DATA FOR THIS EXERCISE:

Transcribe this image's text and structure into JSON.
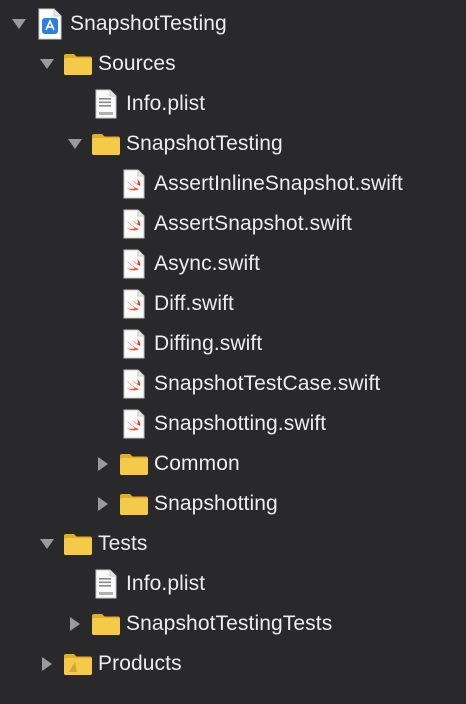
{
  "tree": [
    {
      "label": "SnapshotTesting",
      "icon": "xcode-project-icon",
      "disclosure": "expanded",
      "level": 0
    },
    {
      "label": "Sources",
      "icon": "folder-icon",
      "disclosure": "expanded",
      "level": 1
    },
    {
      "label": "Info.plist",
      "icon": "plist-file-icon",
      "disclosure": "none",
      "level": 2
    },
    {
      "label": "SnapshotTesting",
      "icon": "folder-icon",
      "disclosure": "expanded",
      "level": 2
    },
    {
      "label": "AssertInlineSnapshot.swift",
      "icon": "swift-file-icon",
      "disclosure": "none",
      "level": 3
    },
    {
      "label": "AssertSnapshot.swift",
      "icon": "swift-file-icon",
      "disclosure": "none",
      "level": 3
    },
    {
      "label": "Async.swift",
      "icon": "swift-file-icon",
      "disclosure": "none",
      "level": 3
    },
    {
      "label": "Diff.swift",
      "icon": "swift-file-icon",
      "disclosure": "none",
      "level": 3
    },
    {
      "label": "Diffing.swift",
      "icon": "swift-file-icon",
      "disclosure": "none",
      "level": 3
    },
    {
      "label": "SnapshotTestCase.swift",
      "icon": "swift-file-icon",
      "disclosure": "none",
      "level": 3
    },
    {
      "label": "Snapshotting.swift",
      "icon": "swift-file-icon",
      "disclosure": "none",
      "level": 3
    },
    {
      "label": "Common",
      "icon": "folder-icon",
      "disclosure": "collapsed",
      "level": 3
    },
    {
      "label": "Snapshotting",
      "icon": "folder-icon",
      "disclosure": "collapsed",
      "level": 3
    },
    {
      "label": "Tests",
      "icon": "folder-icon",
      "disclosure": "expanded",
      "level": 1
    },
    {
      "label": "Info.plist",
      "icon": "plist-file-icon",
      "disclosure": "none",
      "level": 2
    },
    {
      "label": "SnapshotTestingTests",
      "icon": "folder-icon",
      "disclosure": "collapsed",
      "level": 2
    },
    {
      "label": "Products",
      "icon": "products-folder-icon",
      "disclosure": "collapsed",
      "level": 1
    }
  ],
  "colors": {
    "background": "#29292b",
    "text": "#ededed",
    "folder": "#f5c94a",
    "folder_dark": "#e0ad2c",
    "disclosure": "#9a9a9c",
    "swift_orange": "#f05138",
    "project_blue": "#2f7fe0"
  }
}
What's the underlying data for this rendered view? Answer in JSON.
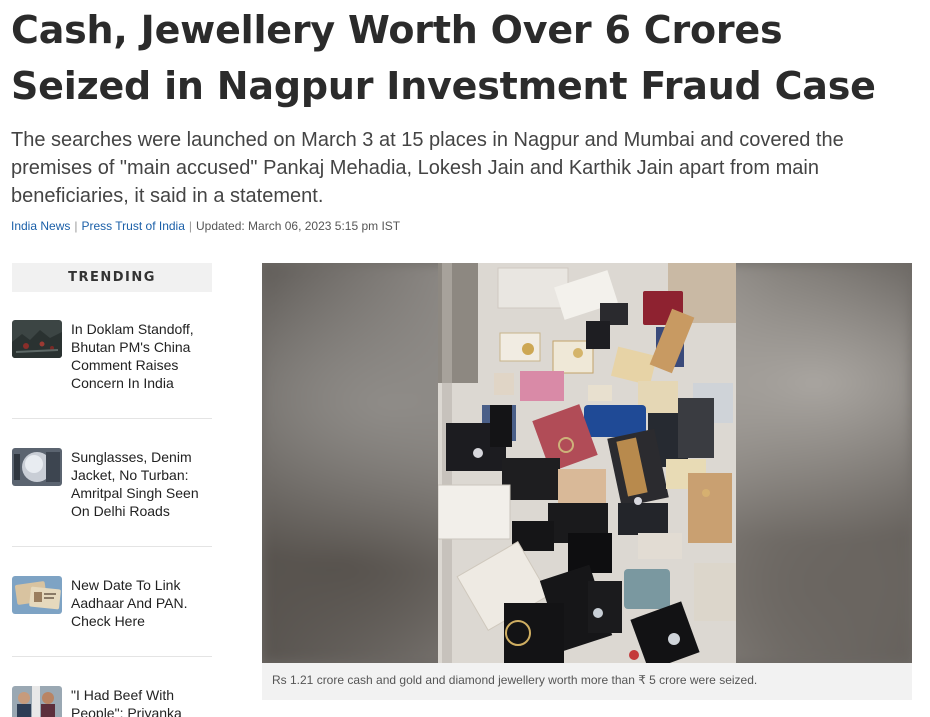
{
  "article": {
    "headline": "Cash, Jewellery Worth Over 6 Crores Seized in Nagpur Investment Fraud Case",
    "summary": "The searches were launched on March 3 at 15 places in Nagpur and Mumbai and covered the premises of \"main accused\" Pankaj Mehadia, Lokesh Jain and Karthik Jain apart from main beneficiaries, it said in a statement.",
    "byline": {
      "category": "India News",
      "agency": "Press Trust of India",
      "updated": "Updated: March 06, 2023 5:15 pm IST"
    },
    "image_caption": "Rs 1.21 crore cash and gold and diamond jewellery worth more than ₹ 5 crore were seized."
  },
  "sidebar": {
    "heading": "TRENDING",
    "items": [
      {
        "title": "In Doklam Standoff, Bhutan PM's China Comment Raises Concern In India"
      },
      {
        "title": "Sunglasses, Denim Jacket, No Turban: Amritpal Singh Seen On Delhi Roads"
      },
      {
        "title": "New Date To Link Aadhaar And PAN. Check Here"
      },
      {
        "title": "\"I Had Beef With People\": Priyanka"
      }
    ]
  },
  "colors": {
    "link": "#1a5fa8",
    "trending_bg": "#f1f1f1",
    "caption_bg": "#f2f2f2"
  }
}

SHORT TASK: Every entry above needs to be retyped exactly; drop the pictures.

RESPONSE TO THIS TASK:
Transcribe this image's text and structure into JSON.
{
  "tree": [
    {
      "label": "SnapshotTesting",
      "icon": "xcode-project-icon",
      "disclosure": "expanded",
      "level": 0
    },
    {
      "label": "Sources",
      "icon": "folder-icon",
      "disclosure": "expanded",
      "level": 1
    },
    {
      "label": "Info.plist",
      "icon": "plist-file-icon",
      "disclosure": "none",
      "level": 2
    },
    {
      "label": "SnapshotTesting",
      "icon": "folder-icon",
      "disclosure": "expanded",
      "level": 2
    },
    {
      "label": "AssertInlineSnapshot.swift",
      "icon": "swift-file-icon",
      "disclosure": "none",
      "level": 3
    },
    {
      "label": "AssertSnapshot.swift",
      "icon": "swift-file-icon",
      "disclosure": "none",
      "level": 3
    },
    {
      "label": "Async.swift",
      "icon": "swift-file-icon",
      "disclosure": "none",
      "level": 3
    },
    {
      "label": "Diff.swift",
      "icon": "swift-file-icon",
      "disclosure": "none",
      "level": 3
    },
    {
      "label": "Diffing.swift",
      "icon": "swift-file-icon",
      "disclosure": "none",
      "level": 3
    },
    {
      "label": "SnapshotTestCase.swift",
      "icon": "swift-file-icon",
      "disclosure": "none",
      "level": 3
    },
    {
      "label": "Snapshotting.swift",
      "icon": "swift-file-icon",
      "disclosure": "none",
      "level": 3
    },
    {
      "label": "Common",
      "icon": "folder-icon",
      "disclosure": "collapsed",
      "level": 3
    },
    {
      "label": "Snapshotting",
      "icon": "folder-icon",
      "disclosure": "collapsed",
      "level": 3
    },
    {
      "label": "Tests",
      "icon": "folder-icon",
      "disclosure": "expanded",
      "level": 1
    },
    {
      "label": "Info.plist",
      "icon": "plist-file-icon",
      "disclosure": "none",
      "level": 2
    },
    {
      "label": "SnapshotTestingTests",
      "icon": "folder-icon",
      "disclosure": "collapsed",
      "level": 2
    },
    {
      "label": "Products",
      "icon": "products-folder-icon",
      "disclosure": "collapsed",
      "level": 1
    }
  ],
  "colors": {
    "background": "#29292b",
    "text": "#ededed",
    "folder": "#f5c94a",
    "folder_dark": "#e0ad2c",
    "disclosure": "#9a9a9c",
    "swift_orange": "#f05138",
    "project_blue": "#2f7fe0"
  }
}
What's the underlying data for this rendered view? Answer in JSON.
{
  "article": {
    "headline": "Cash, Jewellery Worth Over 6 Crores Seized in Nagpur Investment Fraud Case",
    "summary": "The searches were launched on March 3 at 15 places in Nagpur and Mumbai and covered the premises of \"main accused\" Pankaj Mehadia, Lokesh Jain and Karthik Jain apart from main beneficiaries, it said in a statement.",
    "byline": {
      "category": "India News",
      "agency": "Press Trust of India",
      "updated": "Updated: March 06, 2023 5:15 pm IST"
    },
    "image_caption": "Rs 1.21 crore cash and gold and diamond jewellery worth more than ₹ 5 crore were seized."
  },
  "sidebar": {
    "heading": "TRENDING",
    "items": [
      {
        "title": "In Doklam Standoff, Bhutan PM's China Comment Raises Concern In India"
      },
      {
        "title": "Sunglasses, Denim Jacket, No Turban: Amritpal Singh Seen On Delhi Roads"
      },
      {
        "title": "New Date To Link Aadhaar And PAN. Check Here"
      },
      {
        "title": "\"I Had Beef With People\": Priyanka"
      }
    ]
  },
  "colors": {
    "link": "#1a5fa8",
    "trending_bg": "#f1f1f1",
    "caption_bg": "#f2f2f2"
  }
}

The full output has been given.